== Challenge ==
Filter the listing below, copying every line in which the word "先天性門脈体循環シャント" appears.

[Extracted data entries]
__________________________________________________

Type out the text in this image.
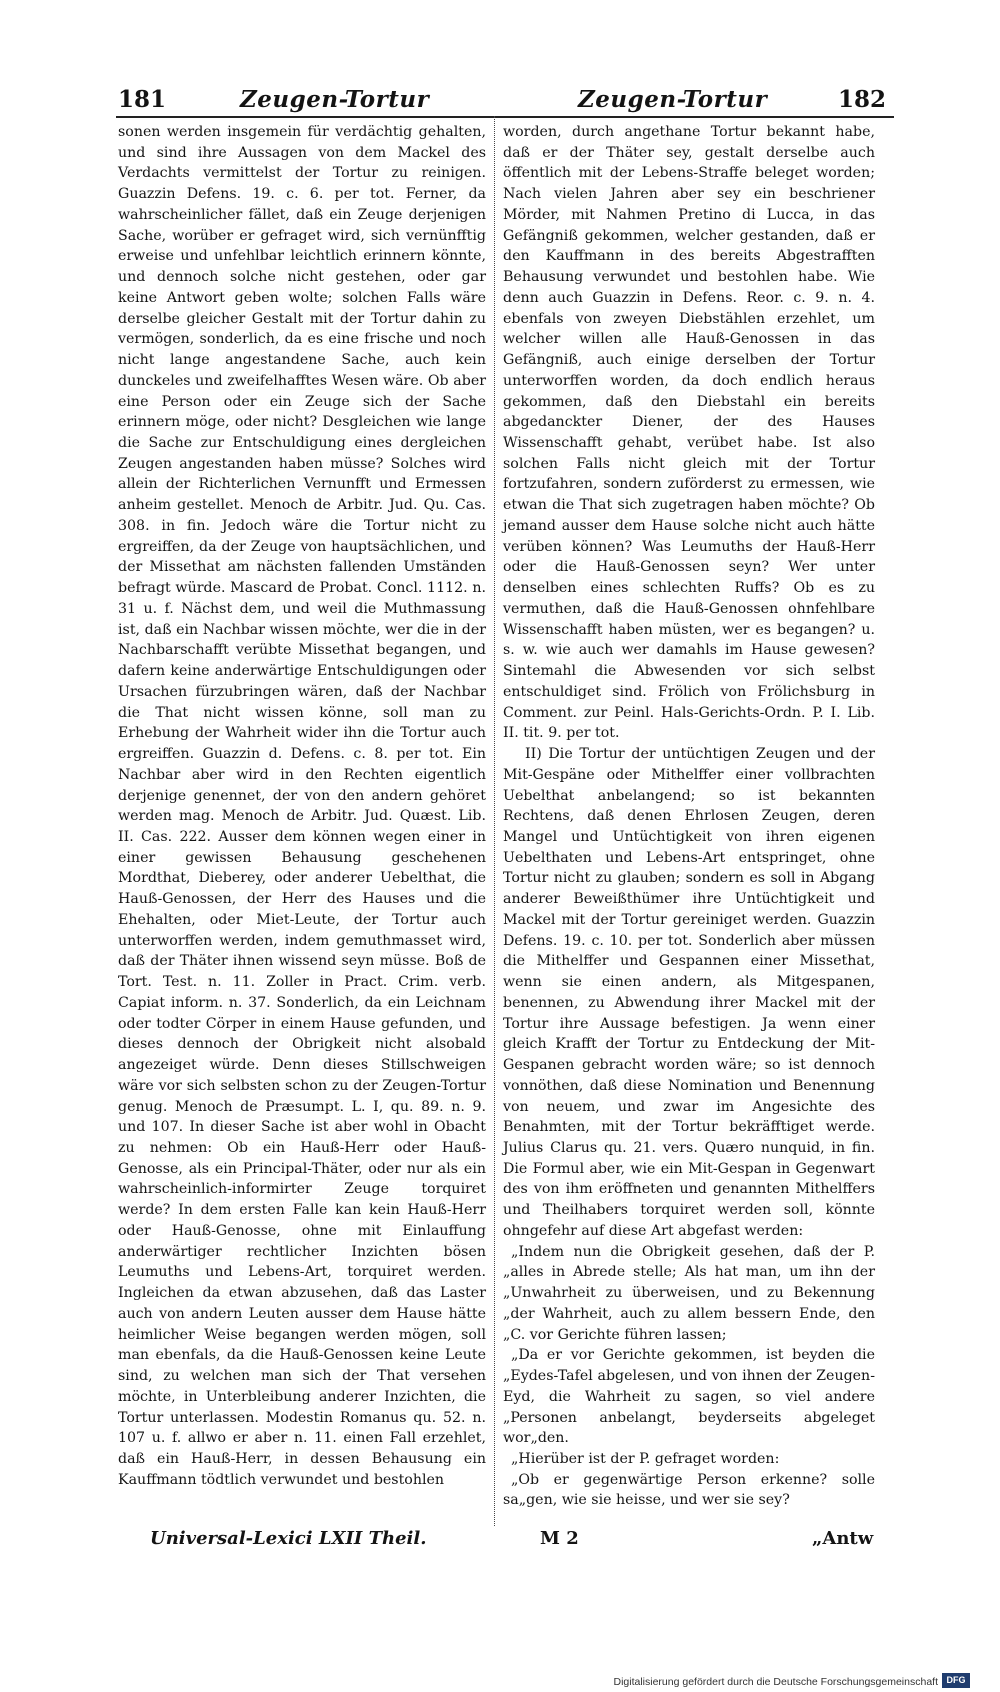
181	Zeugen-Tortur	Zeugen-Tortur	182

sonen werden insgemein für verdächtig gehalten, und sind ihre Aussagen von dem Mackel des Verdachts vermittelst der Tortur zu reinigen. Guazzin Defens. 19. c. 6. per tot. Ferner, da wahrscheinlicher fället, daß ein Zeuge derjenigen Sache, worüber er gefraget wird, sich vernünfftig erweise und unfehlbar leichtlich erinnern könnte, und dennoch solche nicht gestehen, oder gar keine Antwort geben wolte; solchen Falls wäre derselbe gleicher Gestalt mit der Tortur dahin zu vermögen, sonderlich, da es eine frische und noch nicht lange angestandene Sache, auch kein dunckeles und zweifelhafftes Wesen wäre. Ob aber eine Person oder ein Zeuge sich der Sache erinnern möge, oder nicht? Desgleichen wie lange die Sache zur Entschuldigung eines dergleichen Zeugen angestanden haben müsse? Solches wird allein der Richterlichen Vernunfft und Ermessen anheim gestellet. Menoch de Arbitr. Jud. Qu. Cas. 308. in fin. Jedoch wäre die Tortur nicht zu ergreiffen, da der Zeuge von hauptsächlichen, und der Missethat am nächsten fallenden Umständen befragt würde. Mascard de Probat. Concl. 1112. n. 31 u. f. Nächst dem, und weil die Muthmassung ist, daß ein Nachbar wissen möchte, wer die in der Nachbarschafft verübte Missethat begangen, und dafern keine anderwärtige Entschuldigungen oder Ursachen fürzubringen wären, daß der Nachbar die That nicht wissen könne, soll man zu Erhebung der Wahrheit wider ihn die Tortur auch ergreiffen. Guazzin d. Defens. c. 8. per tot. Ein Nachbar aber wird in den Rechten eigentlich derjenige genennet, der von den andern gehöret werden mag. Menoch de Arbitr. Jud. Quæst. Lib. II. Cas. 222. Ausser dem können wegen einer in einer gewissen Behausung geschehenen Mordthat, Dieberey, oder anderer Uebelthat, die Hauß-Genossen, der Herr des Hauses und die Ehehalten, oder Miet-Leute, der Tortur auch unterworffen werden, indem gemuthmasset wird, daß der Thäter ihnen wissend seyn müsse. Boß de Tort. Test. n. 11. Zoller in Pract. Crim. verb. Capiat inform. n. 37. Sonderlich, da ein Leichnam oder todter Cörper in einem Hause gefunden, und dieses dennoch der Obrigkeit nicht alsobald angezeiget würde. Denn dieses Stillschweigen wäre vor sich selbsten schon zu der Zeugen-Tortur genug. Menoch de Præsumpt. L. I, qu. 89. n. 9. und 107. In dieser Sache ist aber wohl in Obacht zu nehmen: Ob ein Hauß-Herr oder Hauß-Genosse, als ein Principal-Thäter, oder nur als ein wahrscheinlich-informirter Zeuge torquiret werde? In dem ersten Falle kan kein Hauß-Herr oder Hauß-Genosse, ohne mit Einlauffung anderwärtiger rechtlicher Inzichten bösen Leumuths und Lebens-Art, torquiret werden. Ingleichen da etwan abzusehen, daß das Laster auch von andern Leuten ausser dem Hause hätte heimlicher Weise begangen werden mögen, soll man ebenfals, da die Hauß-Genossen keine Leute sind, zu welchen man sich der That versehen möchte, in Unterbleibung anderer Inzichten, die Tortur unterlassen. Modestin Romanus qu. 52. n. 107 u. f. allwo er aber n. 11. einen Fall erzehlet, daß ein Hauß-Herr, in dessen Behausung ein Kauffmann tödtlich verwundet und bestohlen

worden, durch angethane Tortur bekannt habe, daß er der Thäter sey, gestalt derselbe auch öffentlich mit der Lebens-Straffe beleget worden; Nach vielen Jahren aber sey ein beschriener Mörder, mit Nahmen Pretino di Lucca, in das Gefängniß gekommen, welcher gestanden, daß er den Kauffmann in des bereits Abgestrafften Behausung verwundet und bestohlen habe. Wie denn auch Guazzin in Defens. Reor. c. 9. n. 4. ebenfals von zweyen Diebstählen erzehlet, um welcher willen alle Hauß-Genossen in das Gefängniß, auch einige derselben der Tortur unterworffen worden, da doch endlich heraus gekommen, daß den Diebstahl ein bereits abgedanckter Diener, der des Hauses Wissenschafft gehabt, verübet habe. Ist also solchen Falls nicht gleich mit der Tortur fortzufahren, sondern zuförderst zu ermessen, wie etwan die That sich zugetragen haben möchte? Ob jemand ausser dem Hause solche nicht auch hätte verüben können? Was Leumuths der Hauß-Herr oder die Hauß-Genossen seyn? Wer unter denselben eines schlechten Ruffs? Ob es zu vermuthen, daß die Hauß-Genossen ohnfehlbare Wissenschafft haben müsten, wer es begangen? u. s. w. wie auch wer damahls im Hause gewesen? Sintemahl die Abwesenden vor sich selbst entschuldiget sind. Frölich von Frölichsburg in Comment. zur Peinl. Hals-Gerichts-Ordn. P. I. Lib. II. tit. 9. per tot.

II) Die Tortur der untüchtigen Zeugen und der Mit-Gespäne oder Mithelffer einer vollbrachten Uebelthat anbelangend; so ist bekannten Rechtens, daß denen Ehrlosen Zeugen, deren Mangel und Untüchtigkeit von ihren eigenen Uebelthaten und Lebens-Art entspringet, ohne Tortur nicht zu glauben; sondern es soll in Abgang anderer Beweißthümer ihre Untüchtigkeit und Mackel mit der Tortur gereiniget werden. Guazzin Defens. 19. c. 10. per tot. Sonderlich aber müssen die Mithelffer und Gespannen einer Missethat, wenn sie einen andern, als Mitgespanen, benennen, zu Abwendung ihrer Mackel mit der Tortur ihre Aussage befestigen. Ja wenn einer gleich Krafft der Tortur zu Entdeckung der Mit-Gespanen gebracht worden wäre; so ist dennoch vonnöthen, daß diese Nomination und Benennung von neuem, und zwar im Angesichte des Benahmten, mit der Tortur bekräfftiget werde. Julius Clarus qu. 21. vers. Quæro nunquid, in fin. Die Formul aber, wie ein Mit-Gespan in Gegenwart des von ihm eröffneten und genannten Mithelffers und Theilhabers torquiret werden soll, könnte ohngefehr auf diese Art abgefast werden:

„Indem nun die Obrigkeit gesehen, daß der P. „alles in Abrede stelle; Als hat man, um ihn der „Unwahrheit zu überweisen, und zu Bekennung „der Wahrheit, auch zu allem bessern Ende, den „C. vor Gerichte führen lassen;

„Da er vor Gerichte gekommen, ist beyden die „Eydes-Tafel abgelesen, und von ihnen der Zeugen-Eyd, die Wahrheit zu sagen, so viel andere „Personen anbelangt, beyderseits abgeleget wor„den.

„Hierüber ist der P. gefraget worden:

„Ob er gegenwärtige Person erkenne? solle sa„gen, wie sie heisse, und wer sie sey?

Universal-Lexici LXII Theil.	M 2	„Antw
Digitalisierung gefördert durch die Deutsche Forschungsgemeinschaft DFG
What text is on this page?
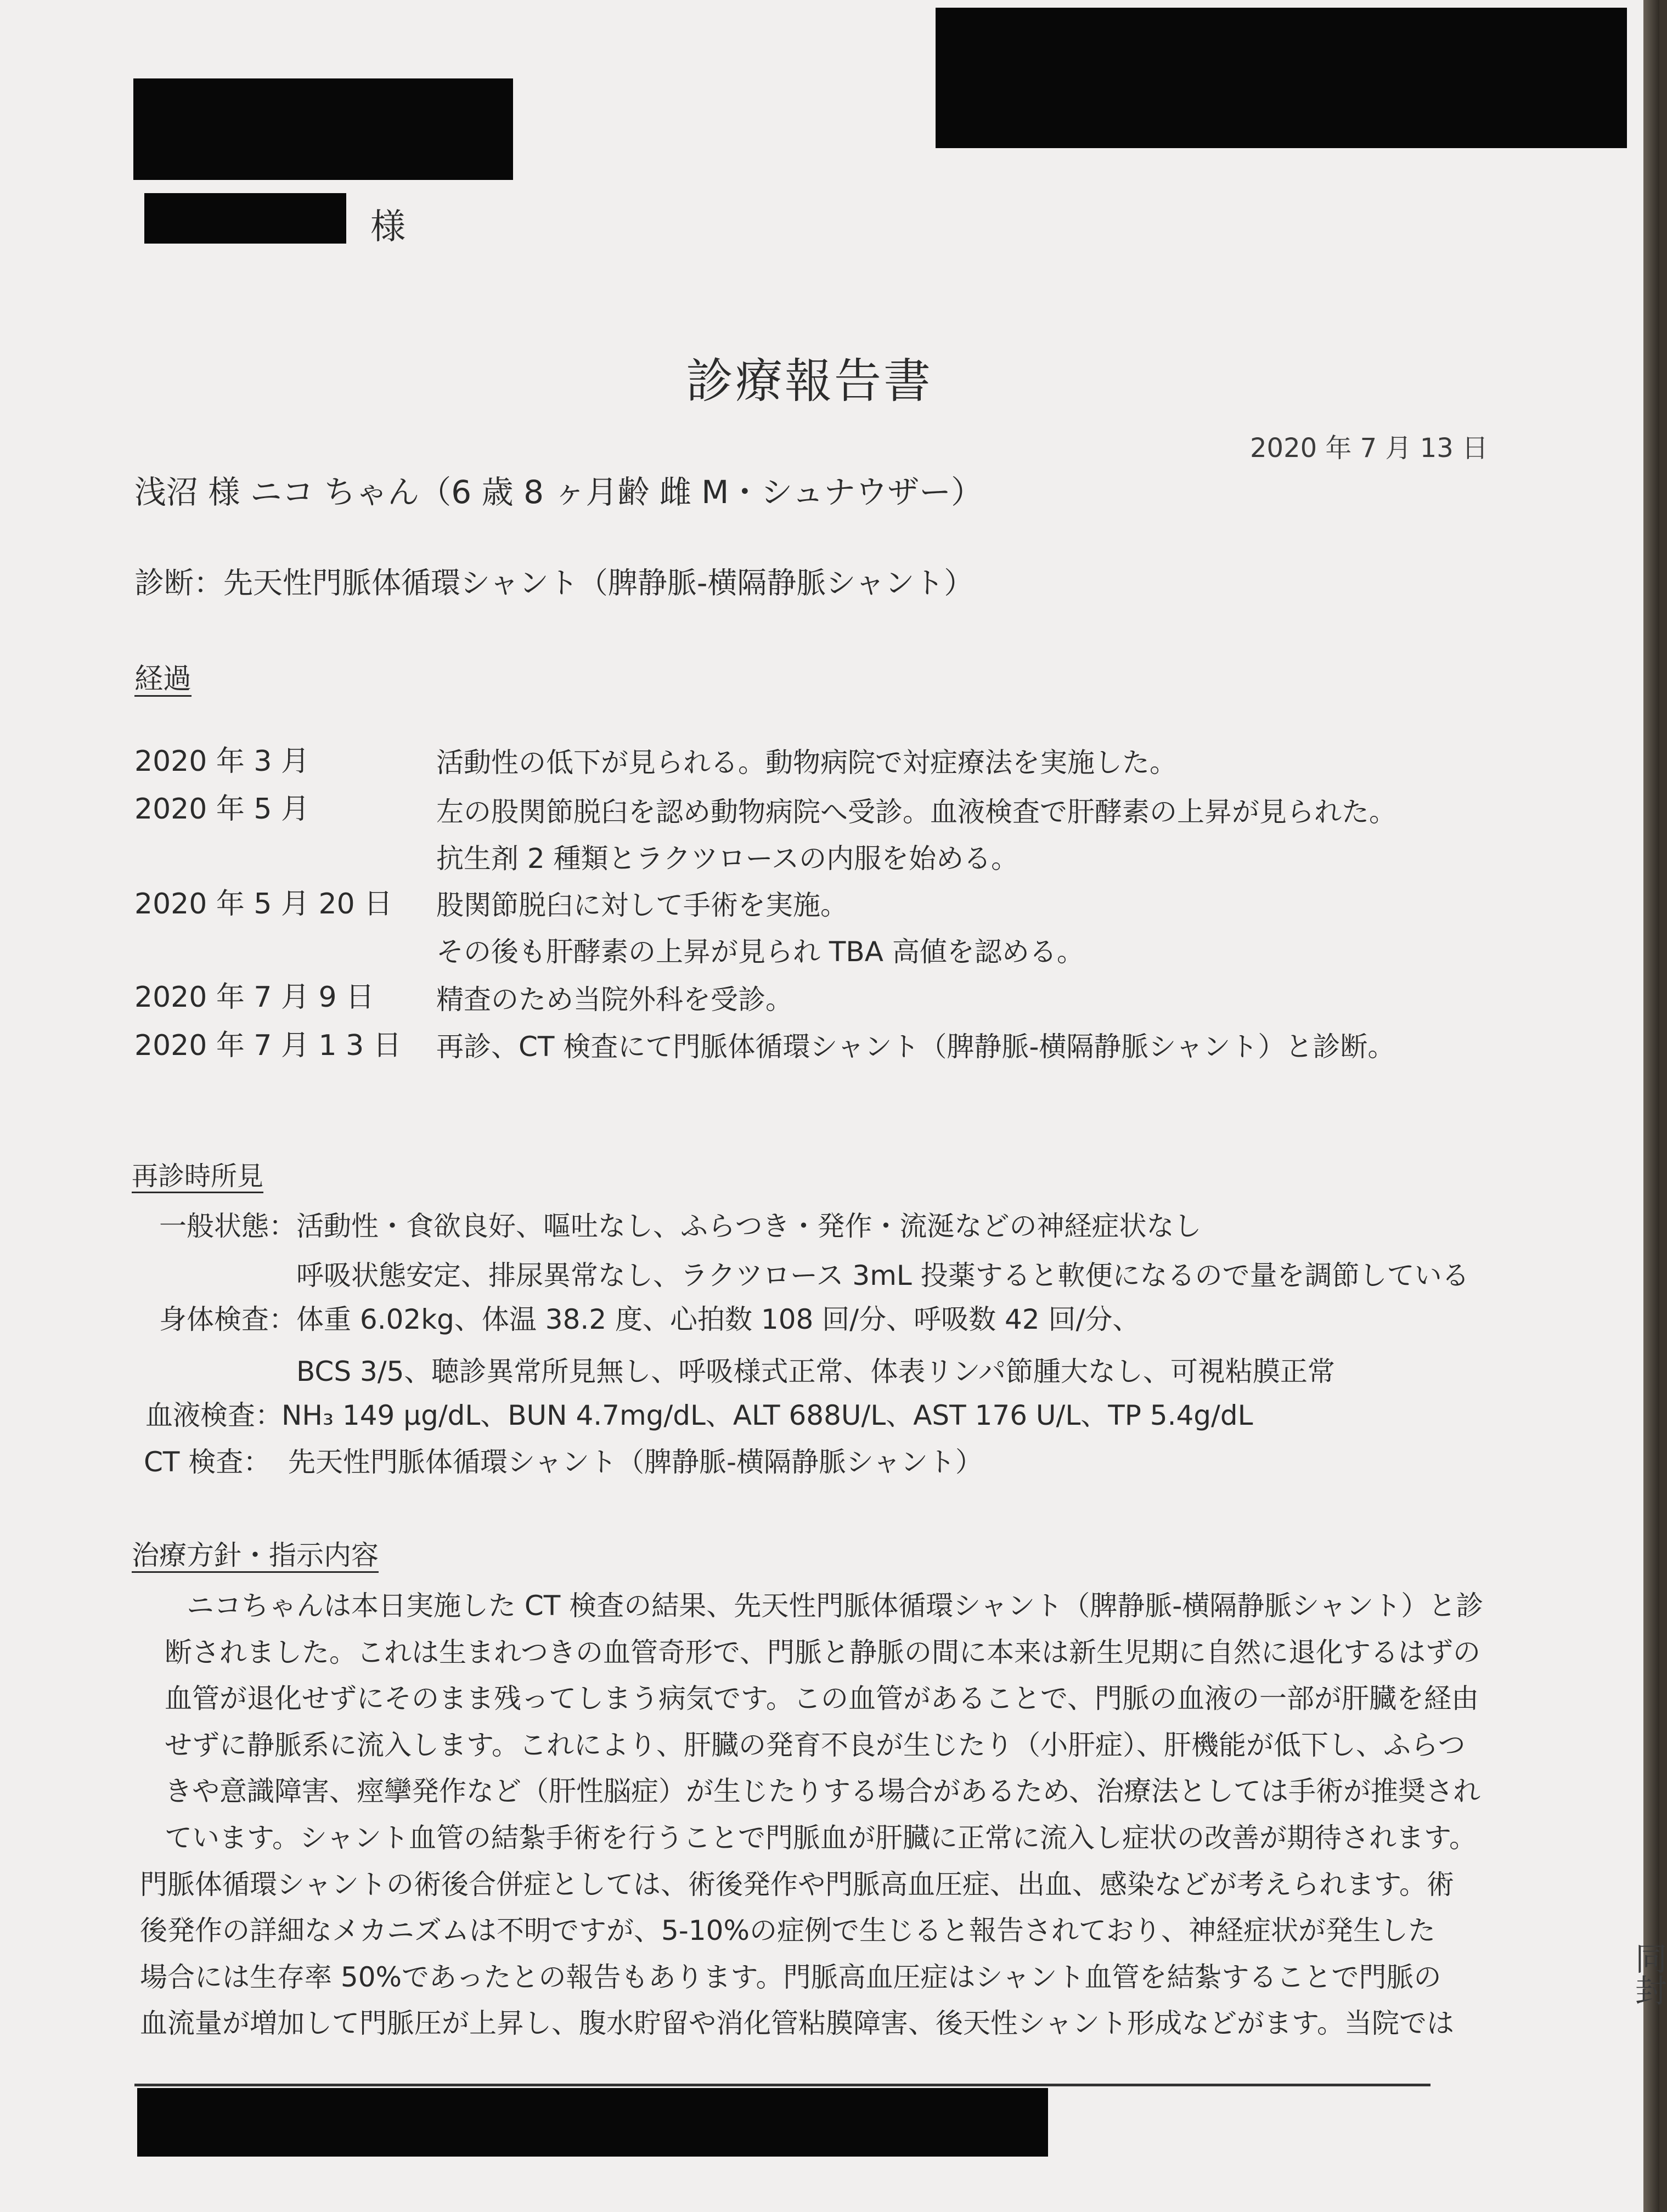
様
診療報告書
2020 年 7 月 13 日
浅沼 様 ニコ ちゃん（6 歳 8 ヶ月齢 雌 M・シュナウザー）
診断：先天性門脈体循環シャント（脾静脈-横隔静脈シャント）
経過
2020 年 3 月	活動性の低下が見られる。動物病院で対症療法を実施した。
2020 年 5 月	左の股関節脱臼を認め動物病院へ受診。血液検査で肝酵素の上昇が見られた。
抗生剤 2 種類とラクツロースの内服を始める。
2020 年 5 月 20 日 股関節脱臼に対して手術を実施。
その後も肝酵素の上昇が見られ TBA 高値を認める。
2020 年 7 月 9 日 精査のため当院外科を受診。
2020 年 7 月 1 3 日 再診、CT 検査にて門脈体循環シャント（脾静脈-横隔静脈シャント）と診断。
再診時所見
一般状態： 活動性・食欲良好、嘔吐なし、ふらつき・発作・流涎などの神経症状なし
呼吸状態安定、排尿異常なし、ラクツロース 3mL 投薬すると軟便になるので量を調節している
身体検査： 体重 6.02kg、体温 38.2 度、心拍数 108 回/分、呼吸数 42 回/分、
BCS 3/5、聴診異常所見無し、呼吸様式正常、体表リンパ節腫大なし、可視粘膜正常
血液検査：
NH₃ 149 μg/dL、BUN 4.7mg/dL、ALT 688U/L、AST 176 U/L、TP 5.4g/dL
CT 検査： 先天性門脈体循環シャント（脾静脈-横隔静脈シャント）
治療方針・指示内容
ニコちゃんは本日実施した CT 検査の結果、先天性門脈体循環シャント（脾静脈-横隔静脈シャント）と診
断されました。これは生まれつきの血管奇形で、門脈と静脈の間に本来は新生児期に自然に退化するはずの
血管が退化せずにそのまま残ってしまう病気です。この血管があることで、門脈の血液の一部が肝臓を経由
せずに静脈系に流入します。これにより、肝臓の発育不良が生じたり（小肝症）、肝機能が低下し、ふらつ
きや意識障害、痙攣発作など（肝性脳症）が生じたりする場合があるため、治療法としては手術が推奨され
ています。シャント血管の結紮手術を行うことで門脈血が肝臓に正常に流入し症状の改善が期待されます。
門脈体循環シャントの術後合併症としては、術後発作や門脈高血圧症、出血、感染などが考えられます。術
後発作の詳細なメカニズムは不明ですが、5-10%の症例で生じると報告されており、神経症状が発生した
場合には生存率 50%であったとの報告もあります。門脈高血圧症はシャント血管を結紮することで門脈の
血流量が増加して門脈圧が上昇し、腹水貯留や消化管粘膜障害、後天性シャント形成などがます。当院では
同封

__________________________________________________

== Task solution ==
診断：先天性門脈体循環シャント（脾静脈-横隔静脈シャント）
CT 検査： 先天性門脈体循環シャント（脾静脈-横隔静脈シャント）
ニコちゃんは本日実施した CT 検査の結果、先天性門脈体循環シャント（脾静脈-横隔静脈シャント）と診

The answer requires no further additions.